══ Given data

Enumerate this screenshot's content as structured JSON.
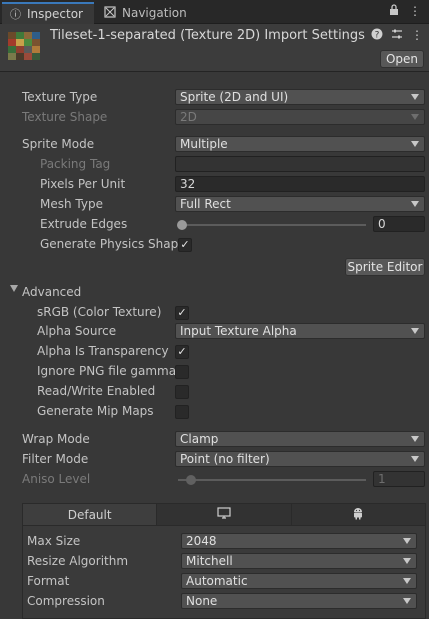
{
  "tabs": {
    "inspector": {
      "label": "Inspector",
      "icon": "info-icon"
    },
    "navigation": {
      "label": "Navigation",
      "icon": "navigation-icon"
    }
  },
  "header": {
    "title": "Tileset-1-separated (Texture 2D) Import Settings",
    "open_label": "Open"
  },
  "fields": {
    "texture_type": {
      "label": "Texture Type",
      "value": "Sprite (2D and UI)"
    },
    "texture_shape": {
      "label": "Texture Shape",
      "value": "2D"
    },
    "sprite_mode": {
      "label": "Sprite Mode",
      "value": "Multiple"
    },
    "packing_tag": {
      "label": "Packing Tag",
      "value": ""
    },
    "pixels_per_unit": {
      "label": "Pixels Per Unit",
      "value": "32"
    },
    "mesh_type": {
      "label": "Mesh Type",
      "value": "Full Rect"
    },
    "extrude_edges": {
      "label": "Extrude Edges",
      "value": "0"
    },
    "generate_physics_shape": {
      "label": "Generate Physics Shape",
      "checked": true
    },
    "sprite_editor": {
      "label": "Sprite Editor"
    }
  },
  "advanced": {
    "label": "Advanced",
    "srgb": {
      "label": "sRGB (Color Texture)",
      "checked": true
    },
    "alpha_source": {
      "label": "Alpha Source",
      "value": "Input Texture Alpha"
    },
    "alpha_is_transparency": {
      "label": "Alpha Is Transparency",
      "checked": true
    },
    "ignore_png_gamma": {
      "label": "Ignore PNG file gamma",
      "checked": false
    },
    "read_write": {
      "label": "Read/Write Enabled",
      "checked": false
    },
    "generate_mip_maps": {
      "label": "Generate Mip Maps",
      "checked": false
    }
  },
  "wrap_mode": {
    "label": "Wrap Mode",
    "value": "Clamp"
  },
  "filter_mode": {
    "label": "Filter Mode",
    "value": "Point (no filter)"
  },
  "aniso_level": {
    "label": "Aniso Level",
    "value": "1"
  },
  "platform": {
    "tabs": [
      {
        "label": "Default",
        "icon": ""
      },
      {
        "label": "",
        "icon": "monitor-icon"
      },
      {
        "label": "",
        "icon": "android-icon"
      }
    ],
    "max_size": {
      "label": "Max Size",
      "value": "2048"
    },
    "resize_algorithm": {
      "label": "Resize Algorithm",
      "value": "Mitchell"
    },
    "format": {
      "label": "Format",
      "value": "Automatic"
    },
    "compression": {
      "label": "Compression",
      "value": "None"
    }
  },
  "colors": {
    "background": "#383838",
    "tab_accent": "#3a79bb",
    "field_bg": "#515151"
  }
}
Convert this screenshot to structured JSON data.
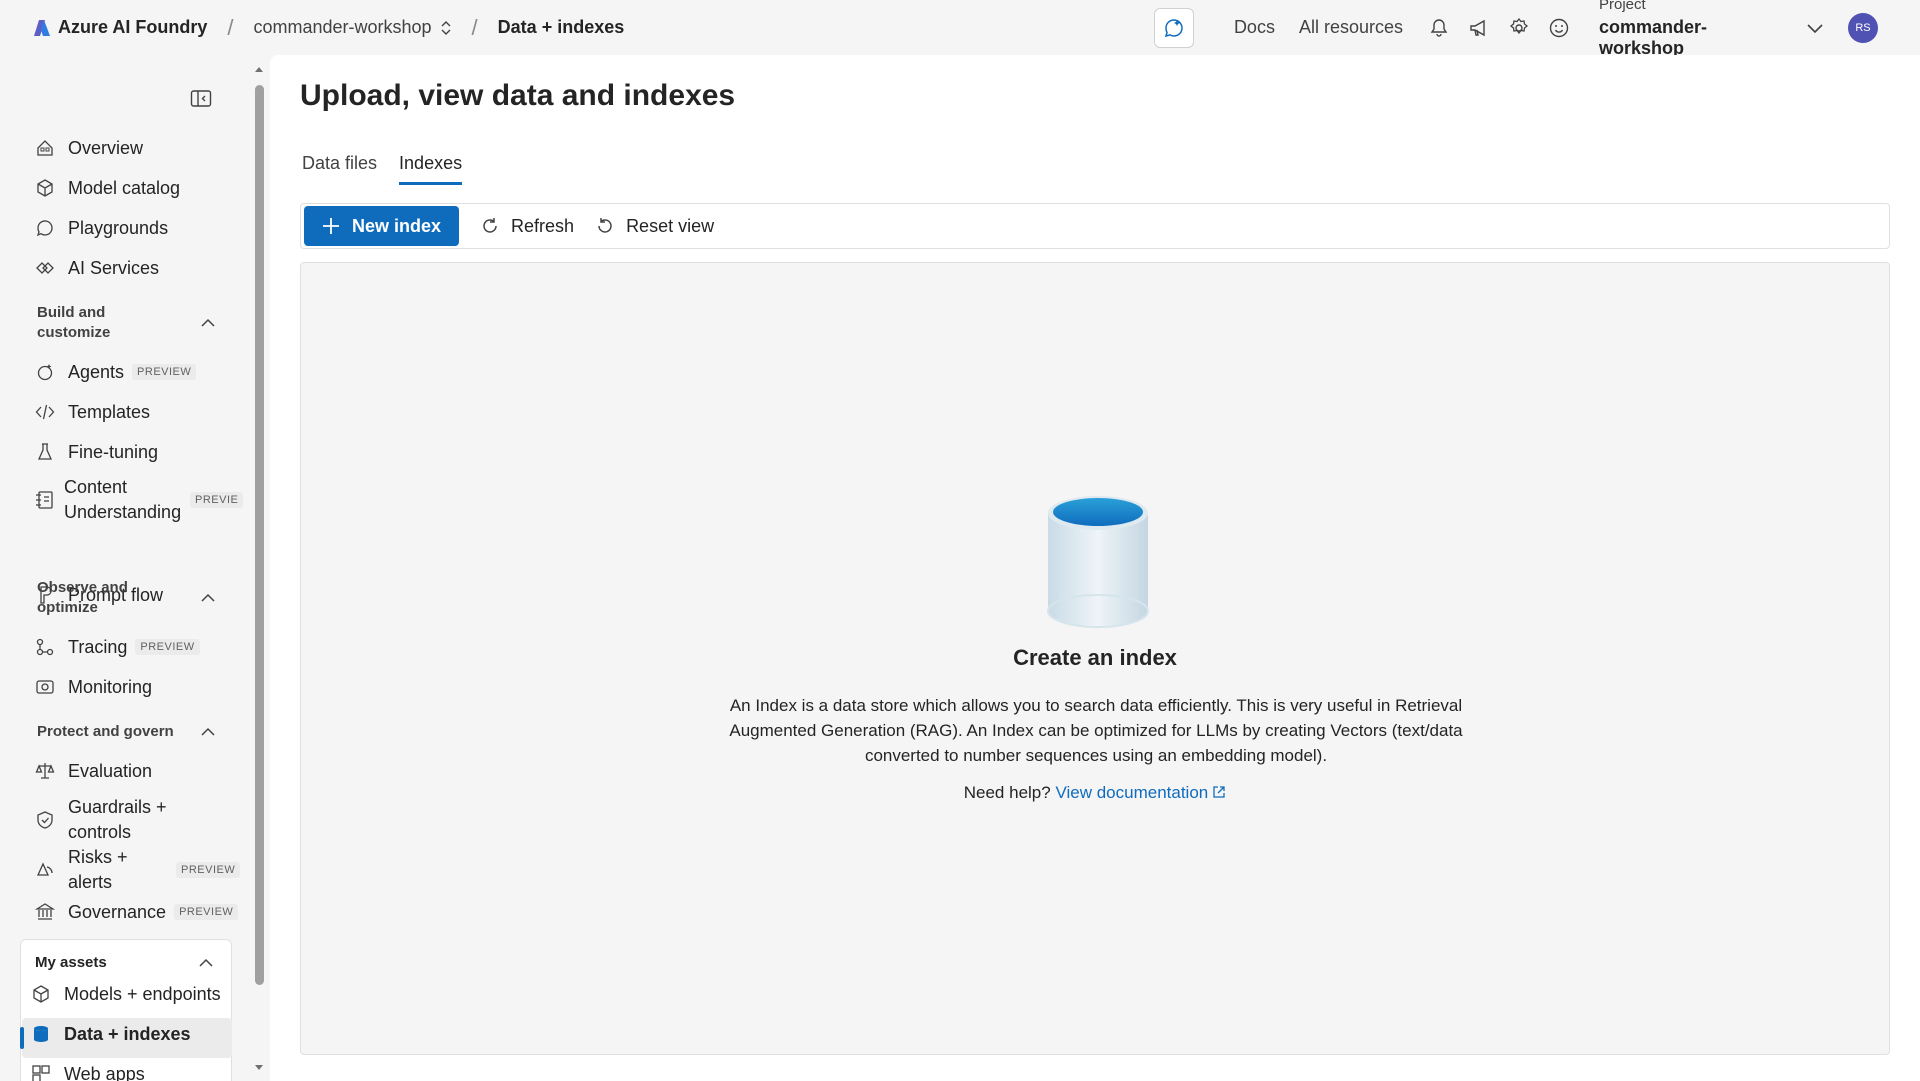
{
  "brand": {
    "name": "Azure AI Foundry"
  },
  "breadcrumb": {
    "project": "commander-workshop",
    "current": "Data + indexes"
  },
  "header": {
    "docs": "Docs",
    "all_resources": "All resources",
    "project_label": "Project",
    "project_name": "commander-workshop",
    "avatar_initials": "RS"
  },
  "sidebar": {
    "top_items": [
      {
        "label": "Overview",
        "icon": "overview-icon"
      },
      {
        "label": "Model catalog",
        "icon": "cube-icon"
      },
      {
        "label": "Playgrounds",
        "icon": "chat-icon"
      },
      {
        "label": "AI Services",
        "icon": "services-icon"
      }
    ],
    "build_section": "Build and customize",
    "build_items": [
      {
        "label": "Agents",
        "badge": "PREVIEW"
      },
      {
        "label": "Templates"
      },
      {
        "label": "Fine-tuning"
      },
      {
        "label": "Content Understanding",
        "badge": "PREVIE"
      },
      {
        "label": "Prompt flow"
      }
    ],
    "observe_section": "Observe and optimize",
    "observe_items": [
      {
        "label": "Tracing",
        "badge": "PREVIEW"
      },
      {
        "label": "Monitoring"
      }
    ],
    "protect_section": "Protect and govern",
    "protect_items": [
      {
        "label": "Evaluation"
      },
      {
        "label": "Guardrails + controls"
      },
      {
        "label": "Risks + alerts",
        "badge": "PREVIEW"
      },
      {
        "label": "Governance",
        "badge": "PREVIEW"
      }
    ],
    "assets_section": "My assets",
    "assets_items": [
      {
        "label": "Models + endpoints"
      },
      {
        "label": "Data + indexes"
      },
      {
        "label": "Web apps"
      }
    ]
  },
  "main": {
    "title": "Upload, view data and indexes",
    "tabs": [
      "Data files",
      "Indexes"
    ],
    "active_tab": "Indexes",
    "toolbar": {
      "new_index": "New index",
      "refresh": "Refresh",
      "reset_view": "Reset view"
    },
    "empty": {
      "title": "Create an index",
      "description": "An Index is a data store which allows you to search data efficiently. This is very useful in Retrieval Augmented Generation (RAG). An Index can be optimized for LLMs by creating Vectors (text/data converted to number sequences using an embedding model).",
      "help_prefix": "Need help?",
      "help_link": "View documentation"
    }
  },
  "colors": {
    "accent": "#0f6cbd",
    "background": "#f5f5f5",
    "panel": "#ffffff"
  }
}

════

• _Aim_: Of the lines in this listing, report how many contain the string "commander", and give the number only.

• _Output below_: 2